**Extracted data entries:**
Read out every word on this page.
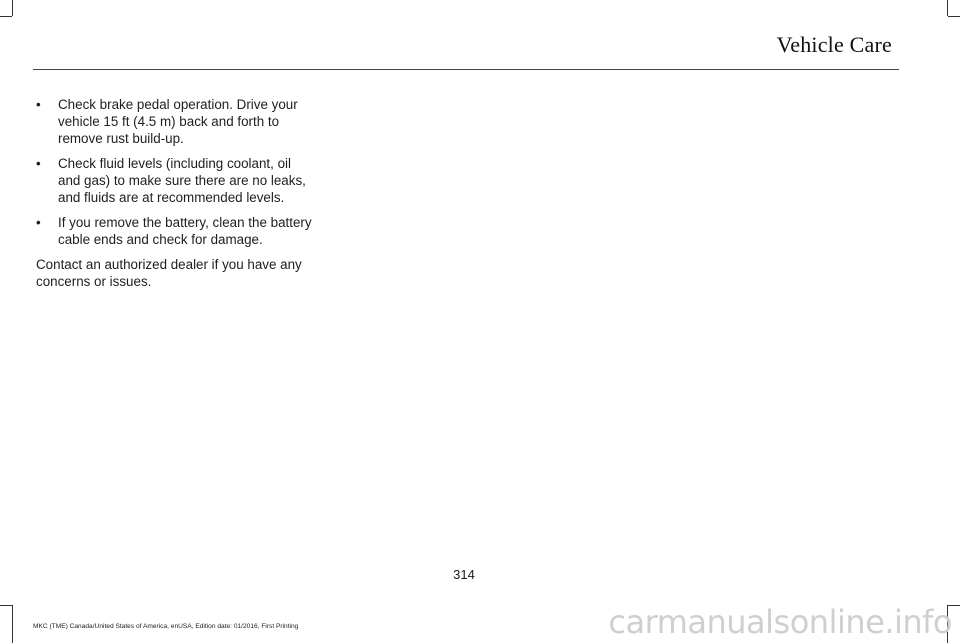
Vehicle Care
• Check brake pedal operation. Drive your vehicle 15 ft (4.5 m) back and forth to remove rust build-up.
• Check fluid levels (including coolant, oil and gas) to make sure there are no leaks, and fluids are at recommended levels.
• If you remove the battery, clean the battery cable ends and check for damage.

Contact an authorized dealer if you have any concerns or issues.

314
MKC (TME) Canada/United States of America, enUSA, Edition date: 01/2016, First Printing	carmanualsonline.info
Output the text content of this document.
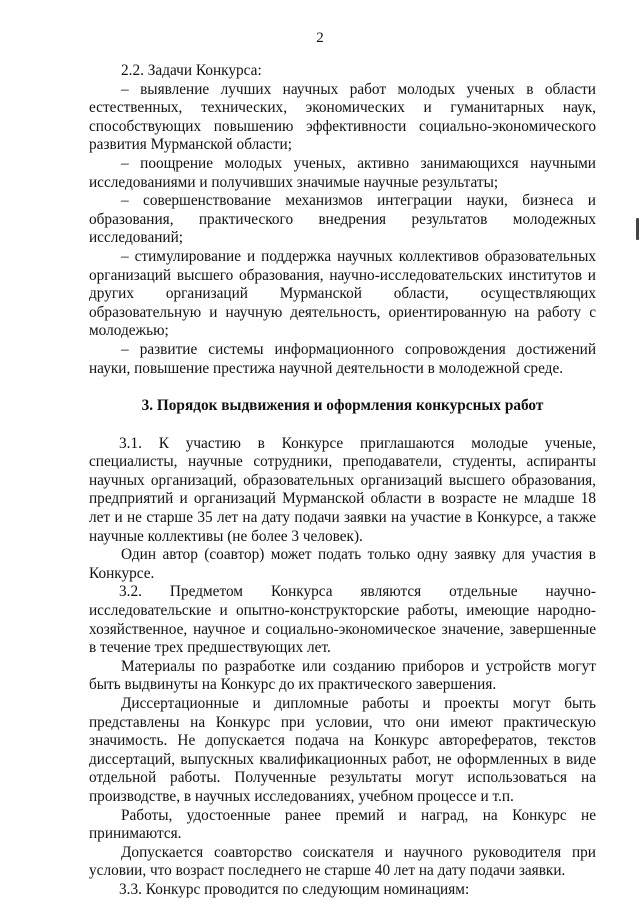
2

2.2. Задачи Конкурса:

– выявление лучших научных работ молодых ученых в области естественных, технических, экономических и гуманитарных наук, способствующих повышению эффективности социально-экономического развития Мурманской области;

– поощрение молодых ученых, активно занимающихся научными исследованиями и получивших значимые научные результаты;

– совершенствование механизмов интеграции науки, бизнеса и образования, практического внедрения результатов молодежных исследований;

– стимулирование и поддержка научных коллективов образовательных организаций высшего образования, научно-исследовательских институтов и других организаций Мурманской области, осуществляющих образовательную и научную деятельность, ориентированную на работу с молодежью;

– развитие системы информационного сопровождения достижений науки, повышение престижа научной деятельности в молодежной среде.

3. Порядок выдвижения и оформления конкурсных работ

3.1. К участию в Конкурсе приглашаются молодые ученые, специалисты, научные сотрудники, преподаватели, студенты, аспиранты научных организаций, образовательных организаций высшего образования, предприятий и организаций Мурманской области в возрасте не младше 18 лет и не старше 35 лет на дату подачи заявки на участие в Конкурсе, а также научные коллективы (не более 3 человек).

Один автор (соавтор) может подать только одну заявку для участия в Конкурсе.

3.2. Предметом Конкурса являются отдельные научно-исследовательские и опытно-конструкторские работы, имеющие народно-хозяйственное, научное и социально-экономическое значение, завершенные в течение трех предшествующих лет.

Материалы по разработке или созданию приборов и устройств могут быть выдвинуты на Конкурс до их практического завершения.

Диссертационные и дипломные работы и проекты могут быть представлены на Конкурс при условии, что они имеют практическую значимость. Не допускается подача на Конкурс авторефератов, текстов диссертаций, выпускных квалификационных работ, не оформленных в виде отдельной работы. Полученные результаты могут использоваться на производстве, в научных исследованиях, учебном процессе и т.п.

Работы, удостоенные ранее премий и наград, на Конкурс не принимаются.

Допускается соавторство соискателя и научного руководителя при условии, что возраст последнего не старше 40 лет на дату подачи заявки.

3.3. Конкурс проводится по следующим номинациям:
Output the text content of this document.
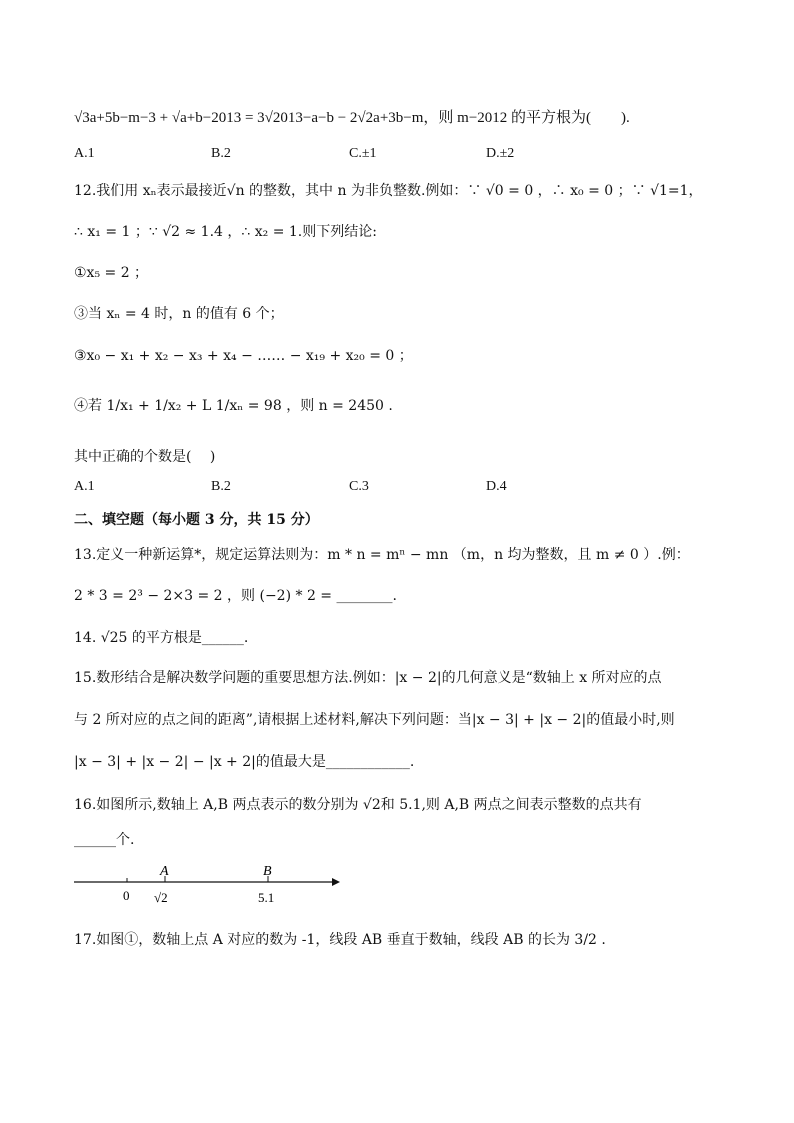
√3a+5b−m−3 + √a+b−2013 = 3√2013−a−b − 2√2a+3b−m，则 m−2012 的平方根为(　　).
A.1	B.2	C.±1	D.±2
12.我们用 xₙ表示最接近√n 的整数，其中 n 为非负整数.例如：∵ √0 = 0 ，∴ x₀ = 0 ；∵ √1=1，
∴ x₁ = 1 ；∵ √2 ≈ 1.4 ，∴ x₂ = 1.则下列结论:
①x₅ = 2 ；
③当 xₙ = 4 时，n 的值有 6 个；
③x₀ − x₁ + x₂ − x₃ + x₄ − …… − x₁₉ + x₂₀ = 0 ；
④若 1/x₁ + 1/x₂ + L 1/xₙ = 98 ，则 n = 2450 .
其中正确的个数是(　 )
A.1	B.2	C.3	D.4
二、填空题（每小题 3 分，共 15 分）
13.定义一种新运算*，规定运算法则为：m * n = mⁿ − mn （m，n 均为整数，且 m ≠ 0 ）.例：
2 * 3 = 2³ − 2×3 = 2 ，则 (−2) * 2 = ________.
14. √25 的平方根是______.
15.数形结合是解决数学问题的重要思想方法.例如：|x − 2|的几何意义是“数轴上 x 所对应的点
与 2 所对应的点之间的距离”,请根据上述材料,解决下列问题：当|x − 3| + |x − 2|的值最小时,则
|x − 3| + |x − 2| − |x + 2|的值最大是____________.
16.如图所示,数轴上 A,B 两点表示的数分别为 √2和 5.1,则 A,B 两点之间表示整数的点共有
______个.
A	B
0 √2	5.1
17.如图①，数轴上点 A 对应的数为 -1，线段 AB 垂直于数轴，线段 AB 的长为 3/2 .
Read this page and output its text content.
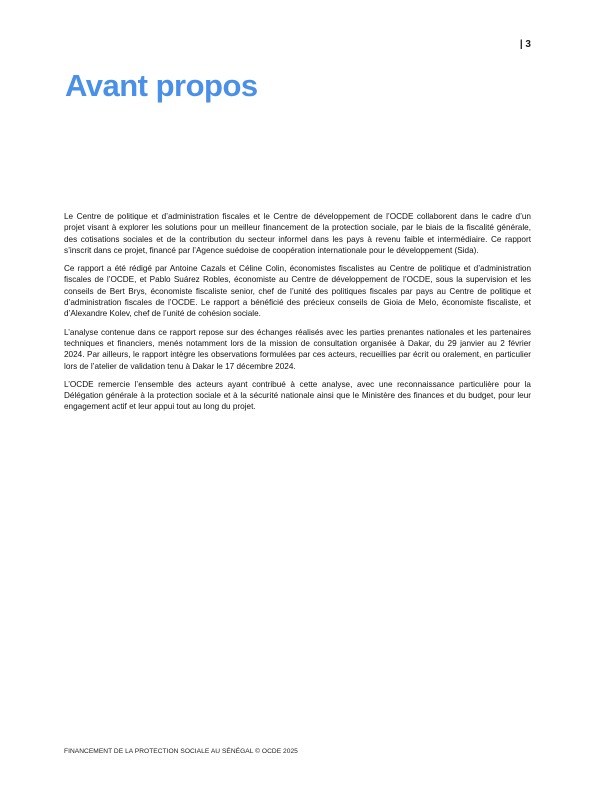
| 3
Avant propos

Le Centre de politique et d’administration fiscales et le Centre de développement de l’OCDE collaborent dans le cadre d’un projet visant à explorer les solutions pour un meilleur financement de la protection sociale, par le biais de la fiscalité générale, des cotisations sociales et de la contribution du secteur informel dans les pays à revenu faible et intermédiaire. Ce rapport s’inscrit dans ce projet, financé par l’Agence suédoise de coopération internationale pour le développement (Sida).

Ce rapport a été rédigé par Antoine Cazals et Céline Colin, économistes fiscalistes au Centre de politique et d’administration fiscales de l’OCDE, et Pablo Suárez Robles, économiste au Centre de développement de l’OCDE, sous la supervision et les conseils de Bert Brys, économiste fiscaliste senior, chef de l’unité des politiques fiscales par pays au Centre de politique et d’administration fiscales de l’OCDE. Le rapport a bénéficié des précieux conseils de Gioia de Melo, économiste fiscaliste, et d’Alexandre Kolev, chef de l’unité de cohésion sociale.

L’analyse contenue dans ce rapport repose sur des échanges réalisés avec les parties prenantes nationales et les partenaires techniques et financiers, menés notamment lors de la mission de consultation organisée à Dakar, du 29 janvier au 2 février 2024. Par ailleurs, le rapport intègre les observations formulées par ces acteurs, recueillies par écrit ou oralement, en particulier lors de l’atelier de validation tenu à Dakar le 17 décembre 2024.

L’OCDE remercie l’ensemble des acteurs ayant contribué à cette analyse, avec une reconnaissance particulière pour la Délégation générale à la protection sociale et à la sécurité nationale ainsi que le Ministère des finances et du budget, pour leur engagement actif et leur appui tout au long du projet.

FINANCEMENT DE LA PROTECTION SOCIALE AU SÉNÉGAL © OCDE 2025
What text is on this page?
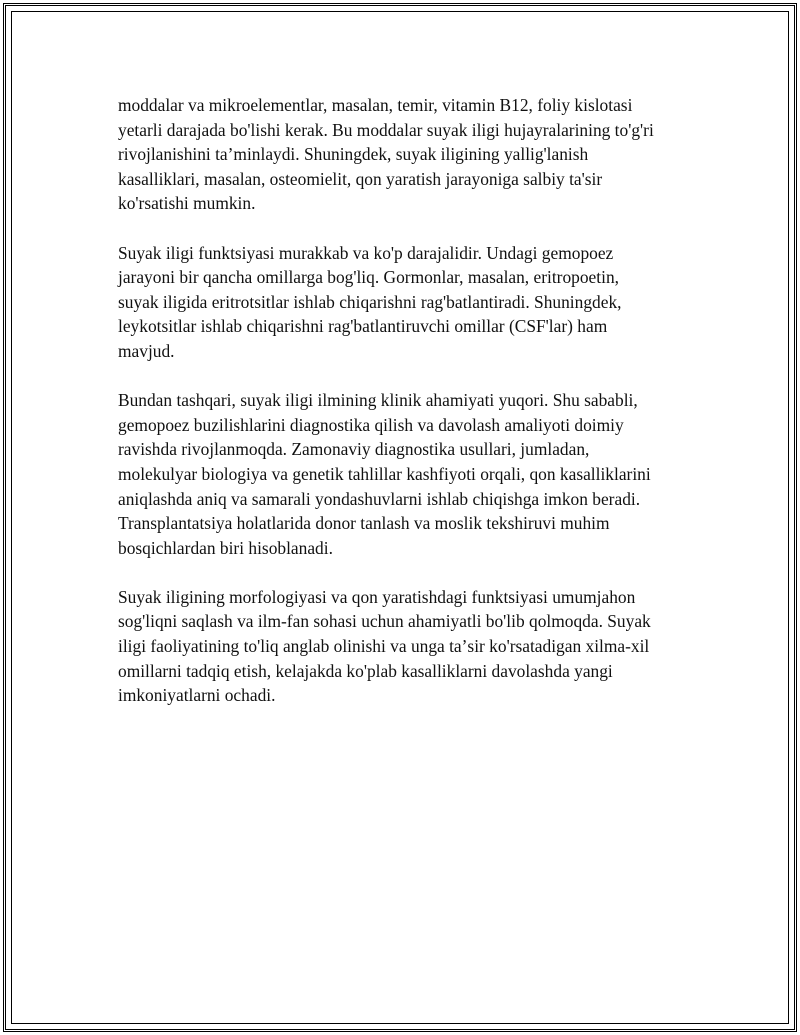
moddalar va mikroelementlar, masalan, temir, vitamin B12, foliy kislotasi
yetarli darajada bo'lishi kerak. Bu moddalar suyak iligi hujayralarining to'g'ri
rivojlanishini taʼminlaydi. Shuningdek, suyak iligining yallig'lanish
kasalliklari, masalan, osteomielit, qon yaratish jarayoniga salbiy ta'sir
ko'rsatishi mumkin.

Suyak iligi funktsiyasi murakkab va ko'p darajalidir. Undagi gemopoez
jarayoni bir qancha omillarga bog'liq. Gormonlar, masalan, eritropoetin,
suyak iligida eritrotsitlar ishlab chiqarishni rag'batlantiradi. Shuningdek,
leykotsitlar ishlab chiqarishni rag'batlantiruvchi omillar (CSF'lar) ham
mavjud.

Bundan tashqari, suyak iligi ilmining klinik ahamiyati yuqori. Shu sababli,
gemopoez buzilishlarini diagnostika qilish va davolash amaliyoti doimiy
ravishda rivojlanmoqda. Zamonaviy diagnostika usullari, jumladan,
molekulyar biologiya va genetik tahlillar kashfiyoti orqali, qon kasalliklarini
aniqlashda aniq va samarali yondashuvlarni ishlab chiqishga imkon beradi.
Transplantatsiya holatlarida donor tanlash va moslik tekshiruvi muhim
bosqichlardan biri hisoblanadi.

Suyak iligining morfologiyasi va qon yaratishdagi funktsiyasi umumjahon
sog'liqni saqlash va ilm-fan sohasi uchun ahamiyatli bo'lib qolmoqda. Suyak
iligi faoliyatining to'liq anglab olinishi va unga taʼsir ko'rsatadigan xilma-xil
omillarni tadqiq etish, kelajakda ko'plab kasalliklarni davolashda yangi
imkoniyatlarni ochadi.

**GIVEN INSTRUCTION:** Work through the data and report how many of its lines hold the word "социально", giving only the figure.

**WRITTEN SOLUTION:** 2